TASK DETAILS >> Extract the complete data exactly as given.

─── EXCERPTED DATA ───

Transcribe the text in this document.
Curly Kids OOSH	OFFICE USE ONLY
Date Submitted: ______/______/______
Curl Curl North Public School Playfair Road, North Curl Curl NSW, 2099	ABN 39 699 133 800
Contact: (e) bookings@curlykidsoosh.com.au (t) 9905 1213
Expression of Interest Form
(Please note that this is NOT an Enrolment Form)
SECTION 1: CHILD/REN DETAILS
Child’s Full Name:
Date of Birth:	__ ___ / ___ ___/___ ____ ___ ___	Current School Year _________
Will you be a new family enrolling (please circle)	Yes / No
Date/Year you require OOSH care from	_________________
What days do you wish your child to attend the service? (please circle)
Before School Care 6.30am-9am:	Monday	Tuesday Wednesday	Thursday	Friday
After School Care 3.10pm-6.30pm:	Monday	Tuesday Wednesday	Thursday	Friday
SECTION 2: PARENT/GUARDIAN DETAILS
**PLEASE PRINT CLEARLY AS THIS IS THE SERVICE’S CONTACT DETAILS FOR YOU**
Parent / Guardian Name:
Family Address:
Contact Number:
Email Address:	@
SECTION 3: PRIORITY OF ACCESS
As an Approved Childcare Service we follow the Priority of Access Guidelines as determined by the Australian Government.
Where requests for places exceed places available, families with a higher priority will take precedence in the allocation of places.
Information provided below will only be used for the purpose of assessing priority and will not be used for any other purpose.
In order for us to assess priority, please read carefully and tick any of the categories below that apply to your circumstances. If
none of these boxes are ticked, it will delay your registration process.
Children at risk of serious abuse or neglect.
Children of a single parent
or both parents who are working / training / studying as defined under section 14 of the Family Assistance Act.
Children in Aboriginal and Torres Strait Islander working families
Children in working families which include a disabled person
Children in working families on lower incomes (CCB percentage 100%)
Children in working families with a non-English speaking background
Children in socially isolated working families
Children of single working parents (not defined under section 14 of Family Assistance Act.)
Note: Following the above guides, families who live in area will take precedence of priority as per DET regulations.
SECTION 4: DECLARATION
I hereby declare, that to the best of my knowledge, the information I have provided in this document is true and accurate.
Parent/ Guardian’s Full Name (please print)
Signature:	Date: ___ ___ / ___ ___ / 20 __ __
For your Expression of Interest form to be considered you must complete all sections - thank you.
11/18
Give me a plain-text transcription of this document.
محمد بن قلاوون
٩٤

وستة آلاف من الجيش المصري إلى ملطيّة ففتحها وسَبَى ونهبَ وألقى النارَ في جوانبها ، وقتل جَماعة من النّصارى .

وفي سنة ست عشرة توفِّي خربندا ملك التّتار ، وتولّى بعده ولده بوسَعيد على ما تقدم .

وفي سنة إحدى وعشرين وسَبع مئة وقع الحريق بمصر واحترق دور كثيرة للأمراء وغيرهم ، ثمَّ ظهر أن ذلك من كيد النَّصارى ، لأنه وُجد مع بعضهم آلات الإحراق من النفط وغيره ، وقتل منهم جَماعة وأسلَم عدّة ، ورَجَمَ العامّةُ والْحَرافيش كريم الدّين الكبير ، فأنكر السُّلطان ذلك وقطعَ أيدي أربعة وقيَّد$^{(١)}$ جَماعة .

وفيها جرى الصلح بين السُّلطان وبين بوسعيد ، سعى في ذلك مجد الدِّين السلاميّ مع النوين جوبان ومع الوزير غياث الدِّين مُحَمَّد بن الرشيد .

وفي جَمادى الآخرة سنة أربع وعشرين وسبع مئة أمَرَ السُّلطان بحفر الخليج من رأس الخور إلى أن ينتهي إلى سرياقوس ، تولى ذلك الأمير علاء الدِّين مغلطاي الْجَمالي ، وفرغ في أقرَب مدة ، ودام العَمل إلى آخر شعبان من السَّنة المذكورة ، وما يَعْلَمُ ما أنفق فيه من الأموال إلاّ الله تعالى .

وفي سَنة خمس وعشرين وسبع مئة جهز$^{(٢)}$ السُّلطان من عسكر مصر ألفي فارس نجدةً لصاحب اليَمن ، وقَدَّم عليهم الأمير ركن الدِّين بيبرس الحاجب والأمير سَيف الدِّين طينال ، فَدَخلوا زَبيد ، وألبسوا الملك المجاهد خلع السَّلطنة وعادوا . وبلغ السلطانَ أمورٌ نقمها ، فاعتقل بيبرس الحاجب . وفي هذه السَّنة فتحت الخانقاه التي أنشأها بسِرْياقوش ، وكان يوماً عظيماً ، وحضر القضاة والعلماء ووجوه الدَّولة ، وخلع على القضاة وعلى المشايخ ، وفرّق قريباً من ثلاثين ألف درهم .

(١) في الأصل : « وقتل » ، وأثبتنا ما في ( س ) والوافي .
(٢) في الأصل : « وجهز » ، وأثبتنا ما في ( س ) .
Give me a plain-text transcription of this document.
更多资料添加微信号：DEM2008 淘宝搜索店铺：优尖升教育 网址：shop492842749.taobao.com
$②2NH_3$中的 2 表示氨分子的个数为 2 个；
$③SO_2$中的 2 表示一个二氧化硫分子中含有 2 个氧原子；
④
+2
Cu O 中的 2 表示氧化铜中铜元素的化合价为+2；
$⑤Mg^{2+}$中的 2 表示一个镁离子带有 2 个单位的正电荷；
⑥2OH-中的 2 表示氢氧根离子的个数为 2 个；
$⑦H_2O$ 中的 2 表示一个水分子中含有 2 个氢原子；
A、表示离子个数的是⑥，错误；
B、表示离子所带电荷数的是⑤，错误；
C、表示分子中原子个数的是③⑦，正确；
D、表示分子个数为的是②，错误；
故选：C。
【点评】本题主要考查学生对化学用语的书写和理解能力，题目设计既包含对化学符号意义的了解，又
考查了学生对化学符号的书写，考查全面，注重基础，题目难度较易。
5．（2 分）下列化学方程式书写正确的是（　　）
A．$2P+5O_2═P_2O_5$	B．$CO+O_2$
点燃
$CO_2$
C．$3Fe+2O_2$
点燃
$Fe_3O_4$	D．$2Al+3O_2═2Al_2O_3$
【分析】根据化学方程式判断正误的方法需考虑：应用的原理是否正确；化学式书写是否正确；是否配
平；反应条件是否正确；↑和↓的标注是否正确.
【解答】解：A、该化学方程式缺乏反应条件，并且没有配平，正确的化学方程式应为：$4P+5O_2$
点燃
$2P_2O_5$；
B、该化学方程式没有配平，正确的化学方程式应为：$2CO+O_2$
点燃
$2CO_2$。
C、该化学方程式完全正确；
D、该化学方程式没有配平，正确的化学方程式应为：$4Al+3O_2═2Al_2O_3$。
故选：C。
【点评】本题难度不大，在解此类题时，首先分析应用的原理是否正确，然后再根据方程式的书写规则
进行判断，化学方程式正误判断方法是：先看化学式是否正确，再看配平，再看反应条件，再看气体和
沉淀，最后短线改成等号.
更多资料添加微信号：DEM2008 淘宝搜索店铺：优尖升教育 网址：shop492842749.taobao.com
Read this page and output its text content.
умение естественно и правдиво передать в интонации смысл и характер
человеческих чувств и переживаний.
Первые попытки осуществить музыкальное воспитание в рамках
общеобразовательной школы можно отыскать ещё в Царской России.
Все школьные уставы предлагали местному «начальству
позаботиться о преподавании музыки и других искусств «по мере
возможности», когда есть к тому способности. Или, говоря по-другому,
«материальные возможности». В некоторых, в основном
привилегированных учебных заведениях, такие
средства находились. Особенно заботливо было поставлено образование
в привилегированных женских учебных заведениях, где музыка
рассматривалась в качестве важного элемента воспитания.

───

ANSWER IN FULL >>
Transcribe the text in this document.
Curly Kids OOSH	OFFICE USE ONLY
Date Submitted: ______/______/______
Curl Curl North Public School Playfair Road, North Curl Curl NSW, 2099	ABN 39 699 133 800
Contact: (e) bookings@curlykidsoosh.com.au (t) 9905 1213
Expression of Interest Form
(Please note that this is NOT an Enrolment Form)
SECTION 1: CHILD/REN DETAILS
Child’s Full Name:
Date of Birth:	__ ___ / ___ ___/___ ____ ___ ___	Current School Year _________
Will you be a new family enrolling (please circle)	Yes / No
Date/Year you require OOSH care from	_________________
What days do you wish your child to attend the service? (please circle)
Before School Care 6.30am-9am:	Monday	Tuesday Wednesday	Thursday	Friday
After School Care 3.10pm-6.30pm:	Monday	Tuesday Wednesday	Thursday	Friday
SECTION 2: PARENT/GUARDIAN DETAILS
**PLEASE PRINT CLEARLY AS THIS IS THE SERVICE’S CONTACT DETAILS FOR YOU**
Parent / Guardian Name:
Family Address:
Contact Number:
Email Address:	@
SECTION 3: PRIORITY OF ACCESS
As an Approved Childcare Service we follow the Priority of Access Guidelines as determined by the Australian Government.
Where requests for places exceed places available, families with a higher priority will take precedence in the allocation of places.
Information provided below will only be used for the purpose of assessing priority and will not be used for any other purpose.
In order for us to assess priority, please read carefully and tick any of the categories below that apply to your circumstances. If
none of these boxes are ticked, it will delay your registration process.
Children at risk of serious abuse or neglect.
Children of a single parent
or both parents who are working / training / studying as defined under section 14 of the Family Assistance Act.
Children in Aboriginal and Torres Strait Islander working families
Children in working families which include a disabled person
Children in working families on lower incomes (CCB percentage 100%)
Children in working families with a non-English speaking background
Children in socially isolated working families
Children of single working parents (not defined under section 14 of Family Assistance Act.)
Note: Following the above guides, families who live in area will take precedence of priority as per DET regulations.
SECTION 4: DECLARATION
I hereby declare, that to the best of my knowledge, the information I have provided in this document is true and accurate.
Parent/ Guardian’s Full Name (please print)
Signature:	Date: ___ ___ / ___ ___ / 20 __ __
For your Expression of Interest form to be considered you must complete all sections - thank you.
11/18
Give me a plain-text transcription of this document.
محمد بن قلاوون
٩٤

وستة آلاف من الجيش المصري إلى ملطيّة ففتحها وسَبَى ونهبَ وألقى النارَ في جوانبها ، وقتل جَماعة من النّصارى .

وفي سنة ست عشرة توفِّي خربندا ملك التّتار ، وتولّى بعده ولده بوسَعيد على ما تقدم .

وفي سنة إحدى وعشرين وسَبع مئة وقع الحريق بمصر واحترق دور كثيرة للأمراء وغيرهم ، ثمَّ ظهر أن ذلك من كيد النَّصارى ، لأنه وُجد مع بعضهم آلات الإحراق من النفط وغيره ، وقتل منهم جَماعة وأسلَم عدّة ، ورَجَمَ العامّةُ والْحَرافيش كريم الدّين الكبير ، فأنكر السُّلطان ذلك وقطعَ أيدي أربعة وقيَّد$^{(١)}$ جَماعة .

وفيها جرى الصلح بين السُّلطان وبين بوسعيد ، سعى في ذلك مجد الدِّين السلاميّ مع النوين جوبان ومع الوزير غياث الدِّين مُحَمَّد بن الرشيد .

وفي جَمادى الآخرة سنة أربع وعشرين وسبع مئة أمَرَ السُّلطان بحفر الخليج من رأس الخور إلى أن ينتهي إلى سرياقوس ، تولى ذلك الأمير علاء الدِّين مغلطاي الْجَمالي ، وفرغ في أقرَب مدة ، ودام العَمل إلى آخر شعبان من السَّنة المذكورة ، وما يَعْلَمُ ما أنفق فيه من الأموال إلاّ الله تعالى .

وفي سَنة خمس وعشرين وسبع مئة جهز$^{(٢)}$ السُّلطان من عسكر مصر ألفي فارس نجدةً لصاحب اليَمن ، وقَدَّم عليهم الأمير ركن الدِّين بيبرس الحاجب والأمير سَيف الدِّين طينال ، فَدَخلوا زَبيد ، وألبسوا الملك المجاهد خلع السَّلطنة وعادوا . وبلغ السلطانَ أمورٌ نقمها ، فاعتقل بيبرس الحاجب . وفي هذه السَّنة فتحت الخانقاه التي أنشأها بسِرْياقوش ، وكان يوماً عظيماً ، وحضر القضاة والعلماء ووجوه الدَّولة ، وخلع على القضاة وعلى المشايخ ، وفرّق قريباً من ثلاثين ألف درهم .

(١) في الأصل : « وقتل » ، وأثبتنا ما في ( س ) والوافي .
(٢) في الأصل : « وجهز » ، وأثبتنا ما في ( س ) .
Give me a plain-text transcription of this document.
更多资料添加微信号：DEM2008 淘宝搜索店铺：优尖升教育 网址：shop492842749.taobao.com
$②2NH_3$中的 2 表示氨分子的个数为 2 个；
$③SO_2$中的 2 表示一个二氧化硫分子中含有 2 个氧原子；
④
+2
Cu O 中的 2 表示氧化铜中铜元素的化合价为+2；
$⑤Mg^{2+}$中的 2 表示一个镁离子带有 2 个单位的正电荷；
⑥2OH-中的 2 表示氢氧根离子的个数为 2 个；
$⑦H_2O$ 中的 2 表示一个水分子中含有 2 个氢原子；
A、表示离子个数的是⑥，错误；
B、表示离子所带电荷数的是⑤，错误；
C、表示分子中原子个数的是③⑦，正确；
D、表示分子个数为的是②，错误；
故选：C。
【点评】本题主要考查学生对化学用语的书写和理解能力，题目设计既包含对化学符号意义的了解，又
考查了学生对化学符号的书写，考查全面，注重基础，题目难度较易。
5．（2 分）下列化学方程式书写正确的是（　　）
A．$2P+5O_2═P_2O_5$	B．$CO+O_2$
点燃
$CO_2$
C．$3Fe+2O_2$
点燃
$Fe_3O_4$	D．$2Al+3O_2═2Al_2O_3$
【分析】根据化学方程式判断正误的方法需考虑：应用的原理是否正确；化学式书写是否正确；是否配
平；反应条件是否正确；↑和↓的标注是否正确.
【解答】解：A、该化学方程式缺乏反应条件，并且没有配平，正确的化学方程式应为：$4P+5O_2$
点燃
$2P_2O_5$；
B、该化学方程式没有配平，正确的化学方程式应为：$2CO+O_2$
点燃
$2CO_2$。
C、该化学方程式完全正确；
D、该化学方程式没有配平，正确的化学方程式应为：$4Al+3O_2═2Al_2O_3$。
故选：C。
【点评】本题难度不大，在解此类题时，首先分析应用的原理是否正确，然后再根据方程式的书写规则
进行判断，化学方程式正误判断方法是：先看化学式是否正确，再看配平，再看反应条件，再看气体和
沉淀，最后短线改成等号.
更多资料添加微信号：DEM2008 淘宝搜索店铺：优尖升教育 网址：shop492842749.taobao.com
Read this page and output its text content.
умение естественно и правдиво передать в интонации смысл и характер
человеческих чувств и переживаний.
Первые попытки осуществить музыкальное воспитание в рамках
общеобразовательной школы можно отыскать ещё в Царской России.
Все школьные уставы предлагали местному «начальству
позаботиться о преподавании музыки и других искусств «по мере
возможности», когда есть к тому способности. Или, говоря по-другому,
«материальные возможности». В некоторых, в основном
привилегированных учебных заведениях, такие
средства находились. Особенно заботливо было поставлено образование
в привилегированных женских учебных заведениях, где музыка
рассматривалась в качестве важного элемента воспитания.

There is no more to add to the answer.